▸ **Aim**:
Output the full listing word for word.

▸ **Information shown**:

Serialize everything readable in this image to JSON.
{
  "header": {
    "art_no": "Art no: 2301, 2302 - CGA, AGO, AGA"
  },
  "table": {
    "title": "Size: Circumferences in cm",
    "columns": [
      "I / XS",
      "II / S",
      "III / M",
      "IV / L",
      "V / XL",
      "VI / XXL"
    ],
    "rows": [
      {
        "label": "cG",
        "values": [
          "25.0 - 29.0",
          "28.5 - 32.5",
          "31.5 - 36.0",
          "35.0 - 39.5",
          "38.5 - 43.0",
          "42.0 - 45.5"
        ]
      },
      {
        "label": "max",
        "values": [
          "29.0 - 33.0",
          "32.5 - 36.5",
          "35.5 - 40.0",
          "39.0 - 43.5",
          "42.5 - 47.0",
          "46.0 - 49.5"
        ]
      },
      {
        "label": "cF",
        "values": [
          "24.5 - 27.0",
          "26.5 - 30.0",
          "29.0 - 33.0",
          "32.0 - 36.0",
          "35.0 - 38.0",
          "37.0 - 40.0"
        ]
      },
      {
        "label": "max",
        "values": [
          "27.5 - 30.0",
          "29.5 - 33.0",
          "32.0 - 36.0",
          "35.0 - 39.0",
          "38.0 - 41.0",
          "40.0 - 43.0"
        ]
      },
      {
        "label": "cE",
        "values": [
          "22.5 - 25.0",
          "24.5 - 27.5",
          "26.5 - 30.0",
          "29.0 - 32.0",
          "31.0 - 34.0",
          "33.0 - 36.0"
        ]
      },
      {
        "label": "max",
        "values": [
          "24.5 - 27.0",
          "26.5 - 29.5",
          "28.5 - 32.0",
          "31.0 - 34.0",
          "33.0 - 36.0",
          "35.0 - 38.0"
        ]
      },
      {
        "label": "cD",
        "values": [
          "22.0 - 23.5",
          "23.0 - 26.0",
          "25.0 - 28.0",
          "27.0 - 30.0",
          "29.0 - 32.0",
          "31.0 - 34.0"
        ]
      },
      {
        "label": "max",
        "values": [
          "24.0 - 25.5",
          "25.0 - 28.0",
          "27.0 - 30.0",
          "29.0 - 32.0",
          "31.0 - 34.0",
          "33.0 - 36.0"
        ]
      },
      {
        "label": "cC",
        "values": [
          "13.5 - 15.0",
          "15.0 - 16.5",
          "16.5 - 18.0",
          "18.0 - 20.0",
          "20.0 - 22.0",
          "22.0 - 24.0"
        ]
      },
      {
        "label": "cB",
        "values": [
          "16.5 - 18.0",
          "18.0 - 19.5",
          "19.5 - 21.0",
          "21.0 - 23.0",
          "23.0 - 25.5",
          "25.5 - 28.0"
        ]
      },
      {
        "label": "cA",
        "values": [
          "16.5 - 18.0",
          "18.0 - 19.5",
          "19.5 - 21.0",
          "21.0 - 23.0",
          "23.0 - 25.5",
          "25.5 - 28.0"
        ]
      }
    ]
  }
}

▸ **The completed task**:
Serialize everything readable in this image to JSON.
{
  "header": {
    "art_no": "Art no: 2301, 2302 - CGA, AGO, AGA"
  },
  "table": {
    "title": "Size: Circumferences in cm",
    "columns": [
      "I / XS",
      "II / S",
      "III / M",
      "IV / L",
      "V / XL",
      "VI / XXL"
    ],
    "rows": [
      {
        "label": "cG",
        "values": [
          "25.0 - 29.0",
          "28.5 - 32.5",
          "31.5 - 36.0",
          "35.0 - 39.5",
          "38.5 - 43.0",
          "42.0 - 45.5"
        ]
      },
      {
        "label": "max",
        "values": [
          "29.0 - 33.0",
          "32.5 - 36.5",
          "35.5 - 40.0",
          "39.0 - 43.5",
          "42.5 - 47.0",
          "46.0 - 49.5"
        ]
      },
      {
        "label": "cF",
        "values": [
          "24.5 - 27.0",
          "26.5 - 30.0",
          "29.0 - 33.0",
          "32.0 - 36.0",
          "35.0 - 38.0",
          "37.0 - 40.0"
        ]
      },
      {
        "label": "max",
        "values": [
          "27.5 - 30.0",
          "29.5 - 33.0",
          "32.0 - 36.0",
          "35.0 - 39.0",
          "38.0 - 41.0",
          "40.0 - 43.0"
        ]
      },
      {
        "label": "cE",
        "values": [
          "22.5 - 25.0",
          "24.5 - 27.5",
          "26.5 - 30.0",
          "29.0 - 32.0",
          "31.0 - 34.0",
          "33.0 - 36.0"
        ]
      },
      {
        "label": "max",
        "values": [
          "24.5 - 27.0",
          "26.5 - 29.5",
          "28.5 - 32.0",
          "31.0 - 34.0",
          "33.0 - 36.0",
          "35.0 - 38.0"
        ]
      },
      {
        "label": "cD",
        "values": [
          "22.0 - 23.5",
          "23.0 - 26.0",
          "25.0 - 28.0",
          "27.0 - 30.0",
          "29.0 - 32.0",
          "31.0 - 34.0"
        ]
      },
      {
        "label": "max",
        "values": [
          "24.0 - 25.5",
          "25.0 - 28.0",
          "27.0 - 30.0",
          "29.0 - 32.0",
          "31.0 - 34.0",
          "33.0 - 36.0"
        ]
      },
      {
        "label": "cC",
        "values": [
          "13.5 - 15.0",
          "15.0 - 16.5",
          "16.5 - 18.0",
          "18.0 - 20.0",
          "20.0 - 22.0",
          "22.0 - 24.0"
        ]
      },
      {
        "label": "cB",
        "values": [
          "16.5 - 18.0",
          "18.0 - 19.5",
          "19.5 - 21.0",
          "21.0 - 23.0",
          "23.0 - 25.5",
          "25.5 - 28.0"
        ]
      },
      {
        "label": "cA",
        "values": [
          "16.5 - 18.0",
          "18.0 - 19.5",
          "19.5 - 21.0",
          "21.0 - 23.0",
          "23.0 - 25.5",
          "25.5 - 28.0"
        ]
      }
    ]
  }
}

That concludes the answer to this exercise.